(Stored data)
◇ ◇ ◇ ◇ ◇ ◇ ◇

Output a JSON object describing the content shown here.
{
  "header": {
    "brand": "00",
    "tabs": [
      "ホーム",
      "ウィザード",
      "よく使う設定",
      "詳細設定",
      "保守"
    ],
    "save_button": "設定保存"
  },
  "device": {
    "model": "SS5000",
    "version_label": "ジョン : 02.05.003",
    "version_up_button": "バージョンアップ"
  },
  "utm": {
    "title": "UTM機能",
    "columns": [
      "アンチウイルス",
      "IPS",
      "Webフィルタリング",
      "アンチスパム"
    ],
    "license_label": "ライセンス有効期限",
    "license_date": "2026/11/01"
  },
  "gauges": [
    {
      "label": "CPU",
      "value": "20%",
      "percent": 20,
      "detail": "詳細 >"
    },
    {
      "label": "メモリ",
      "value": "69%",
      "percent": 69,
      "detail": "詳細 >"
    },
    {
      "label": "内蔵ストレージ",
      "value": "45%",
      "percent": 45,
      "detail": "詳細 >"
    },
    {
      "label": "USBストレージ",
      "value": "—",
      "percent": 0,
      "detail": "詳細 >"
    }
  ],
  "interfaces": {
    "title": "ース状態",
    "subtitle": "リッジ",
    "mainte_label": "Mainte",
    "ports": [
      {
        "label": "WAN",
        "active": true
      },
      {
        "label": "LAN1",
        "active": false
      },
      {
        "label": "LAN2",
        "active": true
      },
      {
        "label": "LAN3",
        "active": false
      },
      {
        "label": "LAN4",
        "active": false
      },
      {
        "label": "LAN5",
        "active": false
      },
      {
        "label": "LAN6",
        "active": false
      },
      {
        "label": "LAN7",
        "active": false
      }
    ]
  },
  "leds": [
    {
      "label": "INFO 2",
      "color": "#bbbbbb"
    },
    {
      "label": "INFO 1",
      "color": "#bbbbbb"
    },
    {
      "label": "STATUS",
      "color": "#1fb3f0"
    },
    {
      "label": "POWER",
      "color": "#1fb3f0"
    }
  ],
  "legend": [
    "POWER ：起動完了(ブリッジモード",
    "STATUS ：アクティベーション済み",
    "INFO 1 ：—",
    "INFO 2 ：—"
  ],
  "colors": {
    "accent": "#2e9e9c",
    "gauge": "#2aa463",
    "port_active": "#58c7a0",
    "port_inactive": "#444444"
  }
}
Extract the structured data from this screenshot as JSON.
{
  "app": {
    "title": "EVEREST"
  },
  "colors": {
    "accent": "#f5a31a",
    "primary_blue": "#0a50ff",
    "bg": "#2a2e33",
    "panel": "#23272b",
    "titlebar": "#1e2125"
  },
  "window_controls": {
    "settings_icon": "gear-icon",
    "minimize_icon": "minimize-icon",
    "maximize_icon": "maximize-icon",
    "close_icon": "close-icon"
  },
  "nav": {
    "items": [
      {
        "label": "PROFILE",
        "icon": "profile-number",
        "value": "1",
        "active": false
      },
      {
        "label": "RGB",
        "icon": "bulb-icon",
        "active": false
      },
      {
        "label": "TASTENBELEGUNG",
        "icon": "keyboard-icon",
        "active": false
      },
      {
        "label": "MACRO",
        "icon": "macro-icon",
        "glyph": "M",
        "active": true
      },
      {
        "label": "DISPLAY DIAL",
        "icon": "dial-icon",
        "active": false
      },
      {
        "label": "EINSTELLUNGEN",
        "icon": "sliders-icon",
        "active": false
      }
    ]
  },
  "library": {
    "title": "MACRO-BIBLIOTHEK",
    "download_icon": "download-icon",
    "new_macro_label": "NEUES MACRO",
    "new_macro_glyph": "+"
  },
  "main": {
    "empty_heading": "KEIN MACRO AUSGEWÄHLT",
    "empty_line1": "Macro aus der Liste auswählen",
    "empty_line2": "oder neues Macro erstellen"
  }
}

◇ ◇ ◇ ◇ ◇ ◇ ◇

Stated exercise: Could you quote the material above in full, exactly as it stands?

Response to the task:
Output a JSON object describing the content shown here.
{
  "header": {
    "brand": "00",
    "tabs": [
      "ホーム",
      "ウィザード",
      "よく使う設定",
      "詳細設定",
      "保守"
    ],
    "save_button": "設定保存"
  },
  "device": {
    "model": "SS5000",
    "version_label": "ジョン : 02.05.003",
    "version_up_button": "バージョンアップ"
  },
  "utm": {
    "title": "UTM機能",
    "columns": [
      "アンチウイルス",
      "IPS",
      "Webフィルタリング",
      "アンチスパム"
    ],
    "license_label": "ライセンス有効期限",
    "license_date": "2026/11/01"
  },
  "gauges": [
    {
      "label": "CPU",
      "value": "20%",
      "percent": 20,
      "detail": "詳細 >"
    },
    {
      "label": "メモリ",
      "value": "69%",
      "percent": 69,
      "detail": "詳細 >"
    },
    {
      "label": "内蔵ストレージ",
      "value": "45%",
      "percent": 45,
      "detail": "詳細 >"
    },
    {
      "label": "USBストレージ",
      "value": "—",
      "percent": 0,
      "detail": "詳細 >"
    }
  ],
  "interfaces": {
    "title": "ース状態",
    "subtitle": "リッジ",
    "mainte_label": "Mainte",
    "ports": [
      {
        "label": "WAN",
        "active": true
      },
      {
        "label": "LAN1",
        "active": false
      },
      {
        "label": "LAN2",
        "active": true
      },
      {
        "label": "LAN3",
        "active": false
      },
      {
        "label": "LAN4",
        "active": false
      },
      {
        "label": "LAN5",
        "active": false
      },
      {
        "label": "LAN6",
        "active": false
      },
      {
        "label": "LAN7",
        "active": false
      }
    ]
  },
  "leds": [
    {
      "label": "INFO 2",
      "color": "#bbbbbb"
    },
    {
      "label": "INFO 1",
      "color": "#bbbbbb"
    },
    {
      "label": "STATUS",
      "color": "#1fb3f0"
    },
    {
      "label": "POWER",
      "color": "#1fb3f0"
    }
  ],
  "legend": [
    "POWER ：起動完了(ブリッジモード",
    "STATUS ：アクティベーション済み",
    "INFO 1 ：—",
    "INFO 2 ：—"
  ],
  "colors": {
    "accent": "#2e9e9c",
    "gauge": "#2aa463",
    "port_active": "#58c7a0",
    "port_inactive": "#444444"
  }
}
Extract the structured data from this screenshot as JSON.
{
  "app": {
    "title": "EVEREST"
  },
  "colors": {
    "accent": "#f5a31a",
    "primary_blue": "#0a50ff",
    "bg": "#2a2e33",
    "panel": "#23272b",
    "titlebar": "#1e2125"
  },
  "window_controls": {
    "settings_icon": "gear-icon",
    "minimize_icon": "minimize-icon",
    "maximize_icon": "maximize-icon",
    "close_icon": "close-icon"
  },
  "nav": {
    "items": [
      {
        "label": "PROFILE",
        "icon": "profile-number",
        "value": "1",
        "active": false
      },
      {
        "label": "RGB",
        "icon": "bulb-icon",
        "active": false
      },
      {
        "label": "TASTENBELEGUNG",
        "icon": "keyboard-icon",
        "active": false
      },
      {
        "label": "MACRO",
        "icon": "macro-icon",
        "glyph": "M",
        "active": true
      },
      {
        "label": "DISPLAY DIAL",
        "icon": "dial-icon",
        "active": false
      },
      {
        "label": "EINSTELLUNGEN",
        "icon": "sliders-icon",
        "active": false
      }
    ]
  },
  "library": {
    "title": "MACRO-BIBLIOTHEK",
    "download_icon": "download-icon",
    "new_macro_label": "NEUES MACRO",
    "new_macro_glyph": "+"
  },
  "main": {
    "empty_heading": "KEIN MACRO AUSGEWÄHLT",
    "empty_line1": "Macro aus der Liste auswählen",
    "empty_line2": "oder neues Macro erstellen"
  }
}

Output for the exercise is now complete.